_What to work on_
Omit the pictures. Print each entry below exactly.

Data items

_____

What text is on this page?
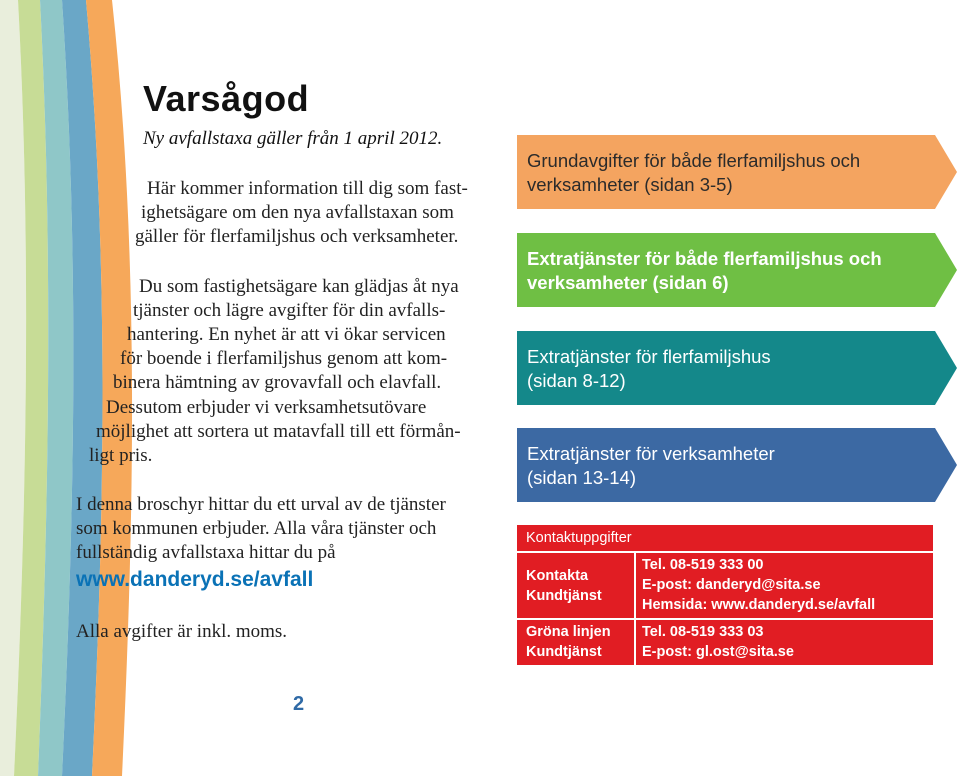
Varsågod
Ny avfallstaxa gäller från 1 april 2012.
Här kommer information till dig som fast-
ighetsägare om den nya avfallstaxan som
gäller för flerfamiljshus och verksamheter.
Du som fastighetsägare kan glädjas åt nya
tjänster och lägre avgifter för din avfalls-
hantering. En nyhet är att vi ökar servicen
för boende i flerfamiljshus genom att kom-
binera hämtning av grovavfall och elavfall.
Dessutom erbjuder vi verksamhetsutövare
möjlighet att sortera ut matavfall till ett förmån-
ligt pris.
I denna broschyr hittar du ett urval av de tjänster
som kommunen erbjuder. Alla våra tjänster och
fullständig avfallstaxa hittar du på
www.danderyd.se/avfall
Alla avgifter är inkl. moms.
Grundavgifter för både flerfamiljshus och
verksamheter (sidan 3-5)
Extratjänster för både flerfamiljshus och
verksamheter (sidan 6)
Extratjänster för flerfamiljshus
(sidan 8-12)
Extratjänster för verksamheter
(sidan 13-14)
Kontaktuppgifter
Kontakta
Kundtjänst
Tel. 08-519 333 00
E-post: danderyd@sita.se
Hemsida: www.danderyd.se/avfall
Gröna linjen
Kundtjänst
Tel. 08-519 333 03
E-post: gl.ost@sita.se
2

_____

_Answer to the exercise_
What text is on this page?
Varsågod
Ny avfallstaxa gäller från 1 april 2012.
Här kommer information till dig som fast-
ighetsägare om den nya avfallstaxan som
gäller för flerfamiljshus och verksamheter.
Du som fastighetsägare kan glädjas åt nya
tjänster och lägre avgifter för din avfalls-
hantering. En nyhet är att vi ökar servicen
för boende i flerfamiljshus genom att kom-
binera hämtning av grovavfall och elavfall.
Dessutom erbjuder vi verksamhetsutövare
möjlighet att sortera ut matavfall till ett förmån-
ligt pris.
I denna broschyr hittar du ett urval av de tjänster
som kommunen erbjuder. Alla våra tjänster och
fullständig avfallstaxa hittar du på
www.danderyd.se/avfall
Alla avgifter är inkl. moms.
Grundavgifter för både flerfamiljshus och
verksamheter (sidan 3-5)
Extratjänster för både flerfamiljshus och
verksamheter (sidan 6)
Extratjänster för flerfamiljshus
(sidan 8-12)
Extratjänster för verksamheter
(sidan 13-14)
Kontaktuppgifter
Kontakta
Kundtjänst
Tel. 08-519 333 00
E-post: danderyd@sita.se
Hemsida: www.danderyd.se/avfall
Gröna linjen
Kundtjänst
Tel. 08-519 333 03
E-post: gl.ost@sita.se
2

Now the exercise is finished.